## START RECORD EXCERPTS

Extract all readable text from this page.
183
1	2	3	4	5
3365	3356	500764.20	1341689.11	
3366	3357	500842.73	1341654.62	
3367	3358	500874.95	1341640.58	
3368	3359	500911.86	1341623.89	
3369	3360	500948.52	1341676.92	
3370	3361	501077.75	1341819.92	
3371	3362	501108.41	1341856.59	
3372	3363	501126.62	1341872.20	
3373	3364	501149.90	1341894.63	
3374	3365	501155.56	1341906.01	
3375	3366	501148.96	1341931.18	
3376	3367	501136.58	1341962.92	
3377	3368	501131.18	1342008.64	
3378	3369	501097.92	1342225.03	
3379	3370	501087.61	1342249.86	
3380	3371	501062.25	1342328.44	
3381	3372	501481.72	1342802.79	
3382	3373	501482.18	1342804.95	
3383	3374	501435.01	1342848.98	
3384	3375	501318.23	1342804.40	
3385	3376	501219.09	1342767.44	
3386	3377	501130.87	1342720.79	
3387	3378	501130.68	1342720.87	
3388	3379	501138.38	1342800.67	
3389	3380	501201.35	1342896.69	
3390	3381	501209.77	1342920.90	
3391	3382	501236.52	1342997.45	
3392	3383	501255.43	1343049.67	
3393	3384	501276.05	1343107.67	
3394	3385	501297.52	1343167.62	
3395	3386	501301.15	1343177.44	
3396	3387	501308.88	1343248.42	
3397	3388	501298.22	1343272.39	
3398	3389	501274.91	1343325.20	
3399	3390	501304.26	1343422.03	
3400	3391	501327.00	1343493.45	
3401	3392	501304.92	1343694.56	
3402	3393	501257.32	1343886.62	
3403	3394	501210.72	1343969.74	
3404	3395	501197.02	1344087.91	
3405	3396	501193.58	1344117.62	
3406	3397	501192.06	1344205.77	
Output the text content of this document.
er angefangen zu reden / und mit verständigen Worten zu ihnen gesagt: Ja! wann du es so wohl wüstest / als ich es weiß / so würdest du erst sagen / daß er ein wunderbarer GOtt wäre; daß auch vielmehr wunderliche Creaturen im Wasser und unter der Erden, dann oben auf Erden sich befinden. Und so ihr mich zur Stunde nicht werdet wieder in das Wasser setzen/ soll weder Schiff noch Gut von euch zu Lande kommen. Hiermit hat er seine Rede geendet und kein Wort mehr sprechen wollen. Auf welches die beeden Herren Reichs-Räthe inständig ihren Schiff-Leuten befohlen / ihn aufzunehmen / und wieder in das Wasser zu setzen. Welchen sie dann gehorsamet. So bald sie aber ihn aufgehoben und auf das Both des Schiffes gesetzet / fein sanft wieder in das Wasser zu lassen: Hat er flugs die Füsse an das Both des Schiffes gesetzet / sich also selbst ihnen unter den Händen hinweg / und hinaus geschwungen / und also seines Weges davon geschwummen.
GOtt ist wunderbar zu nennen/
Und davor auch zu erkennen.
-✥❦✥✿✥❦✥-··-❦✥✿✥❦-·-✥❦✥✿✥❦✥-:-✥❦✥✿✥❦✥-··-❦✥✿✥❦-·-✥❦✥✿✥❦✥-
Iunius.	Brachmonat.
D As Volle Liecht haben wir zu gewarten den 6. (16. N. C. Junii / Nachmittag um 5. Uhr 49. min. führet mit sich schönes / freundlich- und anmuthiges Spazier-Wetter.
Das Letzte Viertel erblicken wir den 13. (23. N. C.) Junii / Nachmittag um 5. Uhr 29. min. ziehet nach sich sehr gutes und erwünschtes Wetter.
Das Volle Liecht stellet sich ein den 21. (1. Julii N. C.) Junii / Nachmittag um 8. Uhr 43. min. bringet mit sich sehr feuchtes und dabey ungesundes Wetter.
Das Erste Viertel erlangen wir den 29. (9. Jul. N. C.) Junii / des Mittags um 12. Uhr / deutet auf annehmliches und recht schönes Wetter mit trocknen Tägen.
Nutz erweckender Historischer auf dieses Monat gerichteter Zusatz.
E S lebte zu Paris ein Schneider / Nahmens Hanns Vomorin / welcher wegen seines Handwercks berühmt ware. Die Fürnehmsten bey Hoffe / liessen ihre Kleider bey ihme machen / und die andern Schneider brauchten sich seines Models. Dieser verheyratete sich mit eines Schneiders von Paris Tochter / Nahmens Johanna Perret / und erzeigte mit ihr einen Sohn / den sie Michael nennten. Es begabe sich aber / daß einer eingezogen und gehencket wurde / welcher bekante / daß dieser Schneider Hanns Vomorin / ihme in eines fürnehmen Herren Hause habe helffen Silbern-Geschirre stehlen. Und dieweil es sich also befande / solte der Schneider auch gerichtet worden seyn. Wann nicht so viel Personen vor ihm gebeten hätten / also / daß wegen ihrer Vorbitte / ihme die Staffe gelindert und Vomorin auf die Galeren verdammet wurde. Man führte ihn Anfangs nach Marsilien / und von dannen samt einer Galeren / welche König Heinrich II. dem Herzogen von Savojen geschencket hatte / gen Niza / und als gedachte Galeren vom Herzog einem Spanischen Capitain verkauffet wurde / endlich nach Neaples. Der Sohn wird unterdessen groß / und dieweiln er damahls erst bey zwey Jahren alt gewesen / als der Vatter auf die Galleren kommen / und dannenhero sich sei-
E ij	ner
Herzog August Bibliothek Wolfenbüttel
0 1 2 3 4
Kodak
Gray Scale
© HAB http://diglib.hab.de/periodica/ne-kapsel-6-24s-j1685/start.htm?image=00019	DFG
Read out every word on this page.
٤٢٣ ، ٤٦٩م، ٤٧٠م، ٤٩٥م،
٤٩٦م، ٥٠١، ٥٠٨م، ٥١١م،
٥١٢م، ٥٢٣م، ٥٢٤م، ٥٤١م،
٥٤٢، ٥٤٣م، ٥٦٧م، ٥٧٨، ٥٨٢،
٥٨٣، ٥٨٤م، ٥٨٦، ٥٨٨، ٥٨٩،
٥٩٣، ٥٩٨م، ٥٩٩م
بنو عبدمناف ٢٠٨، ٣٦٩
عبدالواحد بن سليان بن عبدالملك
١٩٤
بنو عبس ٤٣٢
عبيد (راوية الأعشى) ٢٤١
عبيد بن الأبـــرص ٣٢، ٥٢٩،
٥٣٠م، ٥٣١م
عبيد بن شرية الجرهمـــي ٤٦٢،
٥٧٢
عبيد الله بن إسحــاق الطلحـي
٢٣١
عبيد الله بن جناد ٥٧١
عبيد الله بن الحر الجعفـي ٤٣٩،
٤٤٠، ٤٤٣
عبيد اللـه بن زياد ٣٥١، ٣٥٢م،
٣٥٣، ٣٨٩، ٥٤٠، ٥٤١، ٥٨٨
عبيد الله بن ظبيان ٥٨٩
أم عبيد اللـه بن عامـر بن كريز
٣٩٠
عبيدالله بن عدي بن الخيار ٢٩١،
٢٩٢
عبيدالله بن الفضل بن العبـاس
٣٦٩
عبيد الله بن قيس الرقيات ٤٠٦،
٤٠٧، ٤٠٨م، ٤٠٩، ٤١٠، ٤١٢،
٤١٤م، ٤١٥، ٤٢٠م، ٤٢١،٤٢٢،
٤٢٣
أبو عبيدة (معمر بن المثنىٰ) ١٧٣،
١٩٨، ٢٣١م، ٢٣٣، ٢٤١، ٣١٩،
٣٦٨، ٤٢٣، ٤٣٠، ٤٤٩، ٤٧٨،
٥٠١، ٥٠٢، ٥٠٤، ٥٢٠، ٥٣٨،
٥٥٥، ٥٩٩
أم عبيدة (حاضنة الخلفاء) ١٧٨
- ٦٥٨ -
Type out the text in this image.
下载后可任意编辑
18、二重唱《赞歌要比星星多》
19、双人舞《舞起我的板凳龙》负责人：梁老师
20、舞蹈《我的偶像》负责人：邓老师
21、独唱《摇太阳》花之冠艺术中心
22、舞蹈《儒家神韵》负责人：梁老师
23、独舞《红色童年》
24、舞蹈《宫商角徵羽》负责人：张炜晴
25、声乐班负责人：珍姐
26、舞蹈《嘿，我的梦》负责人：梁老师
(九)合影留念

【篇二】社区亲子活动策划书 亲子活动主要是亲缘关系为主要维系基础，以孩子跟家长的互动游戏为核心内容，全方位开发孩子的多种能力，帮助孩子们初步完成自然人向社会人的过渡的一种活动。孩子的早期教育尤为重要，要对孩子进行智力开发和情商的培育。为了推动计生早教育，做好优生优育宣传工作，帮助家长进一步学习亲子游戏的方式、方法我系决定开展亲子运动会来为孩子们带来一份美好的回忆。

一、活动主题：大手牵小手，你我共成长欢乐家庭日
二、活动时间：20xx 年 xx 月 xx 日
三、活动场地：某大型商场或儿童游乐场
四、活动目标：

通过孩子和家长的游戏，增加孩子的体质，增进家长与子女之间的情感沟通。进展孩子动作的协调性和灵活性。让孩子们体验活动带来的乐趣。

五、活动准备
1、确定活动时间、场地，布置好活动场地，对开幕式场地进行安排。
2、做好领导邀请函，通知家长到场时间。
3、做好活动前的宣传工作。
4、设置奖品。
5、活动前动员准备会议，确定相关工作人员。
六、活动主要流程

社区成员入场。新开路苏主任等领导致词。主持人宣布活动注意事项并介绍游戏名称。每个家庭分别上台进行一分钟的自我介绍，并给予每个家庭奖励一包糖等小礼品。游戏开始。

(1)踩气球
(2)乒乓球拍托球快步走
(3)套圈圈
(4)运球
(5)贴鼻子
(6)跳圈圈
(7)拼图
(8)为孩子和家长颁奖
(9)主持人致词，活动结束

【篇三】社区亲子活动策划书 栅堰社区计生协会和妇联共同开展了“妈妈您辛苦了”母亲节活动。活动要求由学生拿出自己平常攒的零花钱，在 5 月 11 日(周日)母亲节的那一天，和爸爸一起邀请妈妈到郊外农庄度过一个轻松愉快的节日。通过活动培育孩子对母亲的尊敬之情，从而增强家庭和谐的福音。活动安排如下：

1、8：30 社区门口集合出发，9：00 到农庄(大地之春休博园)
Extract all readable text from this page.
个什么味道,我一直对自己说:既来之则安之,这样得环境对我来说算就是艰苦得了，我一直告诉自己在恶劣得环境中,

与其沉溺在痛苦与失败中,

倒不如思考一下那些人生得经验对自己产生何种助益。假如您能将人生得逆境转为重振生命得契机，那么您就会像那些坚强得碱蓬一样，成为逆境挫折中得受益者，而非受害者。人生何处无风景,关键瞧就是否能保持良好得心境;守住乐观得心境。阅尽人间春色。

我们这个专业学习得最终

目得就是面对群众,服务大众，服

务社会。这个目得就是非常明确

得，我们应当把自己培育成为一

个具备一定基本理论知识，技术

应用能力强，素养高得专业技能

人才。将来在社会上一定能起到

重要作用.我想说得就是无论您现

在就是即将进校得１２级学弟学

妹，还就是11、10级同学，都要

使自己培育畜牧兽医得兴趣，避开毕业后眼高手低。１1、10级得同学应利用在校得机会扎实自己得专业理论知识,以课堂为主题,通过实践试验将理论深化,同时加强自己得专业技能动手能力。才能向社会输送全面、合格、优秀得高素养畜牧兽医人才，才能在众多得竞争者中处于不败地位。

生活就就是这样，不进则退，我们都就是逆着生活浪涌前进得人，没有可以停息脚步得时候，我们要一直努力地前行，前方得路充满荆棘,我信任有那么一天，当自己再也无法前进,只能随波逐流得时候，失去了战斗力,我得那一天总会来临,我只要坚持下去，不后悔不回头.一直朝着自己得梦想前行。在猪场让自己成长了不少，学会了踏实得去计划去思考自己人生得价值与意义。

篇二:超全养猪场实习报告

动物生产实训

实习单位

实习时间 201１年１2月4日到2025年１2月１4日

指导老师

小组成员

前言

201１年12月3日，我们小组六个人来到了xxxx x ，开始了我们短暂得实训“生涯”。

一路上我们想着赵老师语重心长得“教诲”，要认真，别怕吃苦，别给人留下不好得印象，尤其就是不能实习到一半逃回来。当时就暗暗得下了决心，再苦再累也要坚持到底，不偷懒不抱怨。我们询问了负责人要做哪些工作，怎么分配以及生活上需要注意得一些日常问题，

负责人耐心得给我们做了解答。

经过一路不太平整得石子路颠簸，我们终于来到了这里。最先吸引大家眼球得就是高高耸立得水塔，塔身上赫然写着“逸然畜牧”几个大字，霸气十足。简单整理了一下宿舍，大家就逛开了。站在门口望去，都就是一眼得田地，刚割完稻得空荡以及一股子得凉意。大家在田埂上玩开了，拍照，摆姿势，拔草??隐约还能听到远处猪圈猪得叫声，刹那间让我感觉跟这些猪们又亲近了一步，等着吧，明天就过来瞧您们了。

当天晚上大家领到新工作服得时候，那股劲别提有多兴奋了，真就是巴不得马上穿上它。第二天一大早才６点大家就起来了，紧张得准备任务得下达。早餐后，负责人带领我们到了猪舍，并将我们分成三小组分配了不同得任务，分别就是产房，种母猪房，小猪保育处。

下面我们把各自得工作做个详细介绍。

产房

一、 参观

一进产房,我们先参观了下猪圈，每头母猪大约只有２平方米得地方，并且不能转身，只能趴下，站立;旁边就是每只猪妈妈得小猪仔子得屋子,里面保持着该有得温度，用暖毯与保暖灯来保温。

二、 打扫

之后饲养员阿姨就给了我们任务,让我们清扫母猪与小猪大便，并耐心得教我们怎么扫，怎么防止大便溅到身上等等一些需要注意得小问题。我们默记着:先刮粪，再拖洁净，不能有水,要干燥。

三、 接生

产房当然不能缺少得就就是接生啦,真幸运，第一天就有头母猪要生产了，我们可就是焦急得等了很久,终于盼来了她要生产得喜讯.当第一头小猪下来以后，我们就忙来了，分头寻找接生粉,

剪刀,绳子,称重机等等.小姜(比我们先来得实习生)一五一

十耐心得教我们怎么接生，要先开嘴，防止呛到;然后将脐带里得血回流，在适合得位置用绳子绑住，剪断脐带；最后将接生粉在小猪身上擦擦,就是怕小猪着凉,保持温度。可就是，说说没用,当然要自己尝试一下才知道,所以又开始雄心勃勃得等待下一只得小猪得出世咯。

## END RECORD EXCERPTS

• _EXERCISE DIRECTIONS_:
List every line above containing the word "Liecht".

• _SOLUTION TO THIS EXERCISE_:
D As Volle Liecht haben wir zu gewarten den 6. (16. N. C. Junii / Nachmittag um 5. Uhr 49. min. führet mit sich schönes / freundlich- und anmuthiges Spazier-Wetter.
Das Volle Liecht stellet sich ein den 21. (1. Julii N. C.) Junii / Nachmittag um 8. Uhr 43. min. bringet mit sich sehr feuchtes und dabey ungesundes Wetter.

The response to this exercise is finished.